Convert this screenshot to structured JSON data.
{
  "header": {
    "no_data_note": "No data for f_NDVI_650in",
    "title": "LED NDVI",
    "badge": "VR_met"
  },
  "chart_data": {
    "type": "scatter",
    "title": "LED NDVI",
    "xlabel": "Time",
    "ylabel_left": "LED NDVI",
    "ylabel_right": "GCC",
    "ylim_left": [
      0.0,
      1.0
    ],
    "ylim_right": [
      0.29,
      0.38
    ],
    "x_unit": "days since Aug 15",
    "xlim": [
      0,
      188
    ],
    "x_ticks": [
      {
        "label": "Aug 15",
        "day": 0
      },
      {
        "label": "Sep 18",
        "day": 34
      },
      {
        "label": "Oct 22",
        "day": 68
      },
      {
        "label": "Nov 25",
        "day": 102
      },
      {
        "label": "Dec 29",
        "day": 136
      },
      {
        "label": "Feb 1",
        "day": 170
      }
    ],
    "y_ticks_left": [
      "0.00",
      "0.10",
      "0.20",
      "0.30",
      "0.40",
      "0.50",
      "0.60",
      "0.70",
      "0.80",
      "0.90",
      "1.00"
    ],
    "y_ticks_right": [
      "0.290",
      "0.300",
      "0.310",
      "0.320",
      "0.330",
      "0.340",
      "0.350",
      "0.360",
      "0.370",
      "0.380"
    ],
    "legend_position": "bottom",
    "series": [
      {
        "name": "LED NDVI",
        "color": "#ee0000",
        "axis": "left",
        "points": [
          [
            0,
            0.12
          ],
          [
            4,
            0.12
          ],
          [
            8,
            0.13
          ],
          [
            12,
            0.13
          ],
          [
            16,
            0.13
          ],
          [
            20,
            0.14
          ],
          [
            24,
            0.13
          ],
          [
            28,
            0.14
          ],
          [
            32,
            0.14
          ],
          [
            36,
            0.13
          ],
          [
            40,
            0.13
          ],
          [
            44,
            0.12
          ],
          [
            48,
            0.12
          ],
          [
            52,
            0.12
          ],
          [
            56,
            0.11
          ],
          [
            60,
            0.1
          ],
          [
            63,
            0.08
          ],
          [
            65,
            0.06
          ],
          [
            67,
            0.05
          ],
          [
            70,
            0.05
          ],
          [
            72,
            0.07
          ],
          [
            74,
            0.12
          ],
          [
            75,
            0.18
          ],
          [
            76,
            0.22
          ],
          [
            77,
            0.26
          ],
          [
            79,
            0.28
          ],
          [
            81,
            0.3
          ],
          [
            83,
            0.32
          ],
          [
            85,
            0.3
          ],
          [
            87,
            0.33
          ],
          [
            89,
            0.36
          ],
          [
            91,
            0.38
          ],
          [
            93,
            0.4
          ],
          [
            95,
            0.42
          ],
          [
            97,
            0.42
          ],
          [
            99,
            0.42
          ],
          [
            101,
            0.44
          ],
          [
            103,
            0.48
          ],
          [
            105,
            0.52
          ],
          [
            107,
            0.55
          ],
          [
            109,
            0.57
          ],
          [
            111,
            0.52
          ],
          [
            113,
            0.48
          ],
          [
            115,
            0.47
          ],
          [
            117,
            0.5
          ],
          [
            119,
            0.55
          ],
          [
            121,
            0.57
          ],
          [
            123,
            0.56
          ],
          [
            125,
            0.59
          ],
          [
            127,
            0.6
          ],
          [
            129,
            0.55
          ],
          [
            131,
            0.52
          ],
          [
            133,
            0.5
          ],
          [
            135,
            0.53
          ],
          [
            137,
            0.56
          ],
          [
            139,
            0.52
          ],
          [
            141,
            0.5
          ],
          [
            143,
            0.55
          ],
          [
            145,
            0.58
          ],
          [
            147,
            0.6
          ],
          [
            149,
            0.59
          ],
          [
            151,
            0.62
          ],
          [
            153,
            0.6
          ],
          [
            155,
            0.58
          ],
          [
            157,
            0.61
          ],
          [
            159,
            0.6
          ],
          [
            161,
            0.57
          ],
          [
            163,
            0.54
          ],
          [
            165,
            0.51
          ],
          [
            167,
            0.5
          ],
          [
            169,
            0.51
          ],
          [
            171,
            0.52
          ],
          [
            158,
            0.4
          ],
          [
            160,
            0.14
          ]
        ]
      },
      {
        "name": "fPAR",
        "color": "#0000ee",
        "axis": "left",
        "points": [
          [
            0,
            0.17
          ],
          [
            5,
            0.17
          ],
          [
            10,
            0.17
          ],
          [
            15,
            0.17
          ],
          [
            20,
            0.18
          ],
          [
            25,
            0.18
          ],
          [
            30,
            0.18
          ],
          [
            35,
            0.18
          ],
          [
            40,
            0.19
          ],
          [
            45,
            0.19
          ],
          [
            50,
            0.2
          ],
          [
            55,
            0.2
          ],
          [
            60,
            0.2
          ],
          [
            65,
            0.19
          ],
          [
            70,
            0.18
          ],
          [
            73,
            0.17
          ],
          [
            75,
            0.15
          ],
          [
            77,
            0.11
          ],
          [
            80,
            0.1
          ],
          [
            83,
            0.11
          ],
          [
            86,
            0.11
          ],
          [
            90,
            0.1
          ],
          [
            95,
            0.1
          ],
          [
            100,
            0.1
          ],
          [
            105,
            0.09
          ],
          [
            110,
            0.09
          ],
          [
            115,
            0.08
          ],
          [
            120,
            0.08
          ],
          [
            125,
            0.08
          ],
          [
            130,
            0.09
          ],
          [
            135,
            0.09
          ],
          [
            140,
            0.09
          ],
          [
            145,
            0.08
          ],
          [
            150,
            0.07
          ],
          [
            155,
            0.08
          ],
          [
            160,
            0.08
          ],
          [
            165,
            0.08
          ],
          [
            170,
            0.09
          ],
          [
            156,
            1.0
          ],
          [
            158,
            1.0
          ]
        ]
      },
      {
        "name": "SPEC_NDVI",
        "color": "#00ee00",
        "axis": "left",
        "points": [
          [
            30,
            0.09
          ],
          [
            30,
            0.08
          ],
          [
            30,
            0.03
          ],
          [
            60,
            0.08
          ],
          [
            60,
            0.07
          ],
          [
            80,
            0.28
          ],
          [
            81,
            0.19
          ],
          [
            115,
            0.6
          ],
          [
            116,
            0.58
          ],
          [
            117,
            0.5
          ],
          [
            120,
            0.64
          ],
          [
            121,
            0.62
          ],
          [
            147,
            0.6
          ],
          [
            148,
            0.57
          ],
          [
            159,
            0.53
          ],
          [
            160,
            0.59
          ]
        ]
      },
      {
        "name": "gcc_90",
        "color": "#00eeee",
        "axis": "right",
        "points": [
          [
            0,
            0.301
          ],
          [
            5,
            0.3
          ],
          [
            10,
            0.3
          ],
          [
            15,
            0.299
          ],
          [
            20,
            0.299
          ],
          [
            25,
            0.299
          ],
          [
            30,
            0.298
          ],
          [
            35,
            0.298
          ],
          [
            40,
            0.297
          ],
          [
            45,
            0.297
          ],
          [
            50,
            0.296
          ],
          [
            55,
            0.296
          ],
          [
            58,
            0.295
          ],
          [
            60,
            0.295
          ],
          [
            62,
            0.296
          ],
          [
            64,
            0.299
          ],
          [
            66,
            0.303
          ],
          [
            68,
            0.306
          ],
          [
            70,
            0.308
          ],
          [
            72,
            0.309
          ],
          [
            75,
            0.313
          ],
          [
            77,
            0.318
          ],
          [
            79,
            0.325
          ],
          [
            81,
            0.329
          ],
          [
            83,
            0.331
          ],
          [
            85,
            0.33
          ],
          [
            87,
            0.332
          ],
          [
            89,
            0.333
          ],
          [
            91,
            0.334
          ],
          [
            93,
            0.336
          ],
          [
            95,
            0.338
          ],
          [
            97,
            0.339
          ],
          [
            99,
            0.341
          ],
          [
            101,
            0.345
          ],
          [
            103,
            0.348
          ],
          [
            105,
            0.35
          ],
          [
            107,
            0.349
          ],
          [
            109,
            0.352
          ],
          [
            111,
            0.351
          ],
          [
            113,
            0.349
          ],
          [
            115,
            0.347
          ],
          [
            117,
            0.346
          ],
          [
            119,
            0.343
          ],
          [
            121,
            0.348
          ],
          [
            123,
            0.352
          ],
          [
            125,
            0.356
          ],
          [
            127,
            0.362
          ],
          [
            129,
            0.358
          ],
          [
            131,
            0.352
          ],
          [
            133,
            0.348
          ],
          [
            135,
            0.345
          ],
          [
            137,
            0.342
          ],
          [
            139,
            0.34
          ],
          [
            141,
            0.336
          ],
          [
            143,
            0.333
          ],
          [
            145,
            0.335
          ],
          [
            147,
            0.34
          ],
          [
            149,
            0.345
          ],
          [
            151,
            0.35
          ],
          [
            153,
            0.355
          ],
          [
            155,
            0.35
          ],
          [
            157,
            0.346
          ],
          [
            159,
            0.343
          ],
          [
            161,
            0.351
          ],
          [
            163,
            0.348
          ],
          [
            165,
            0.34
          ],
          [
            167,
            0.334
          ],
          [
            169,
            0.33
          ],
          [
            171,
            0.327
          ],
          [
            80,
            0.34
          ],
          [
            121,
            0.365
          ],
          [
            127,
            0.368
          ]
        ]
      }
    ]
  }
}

= = = = =

_GOAL:_ Go through the preceding material and copy each line that has the word "color".

_ANSWER TO THIS PROBLEM:_
        "color": "#ee0000",
        "color": "#0000ee",
        "color": "#00ee00",
        "color": "#00eeee",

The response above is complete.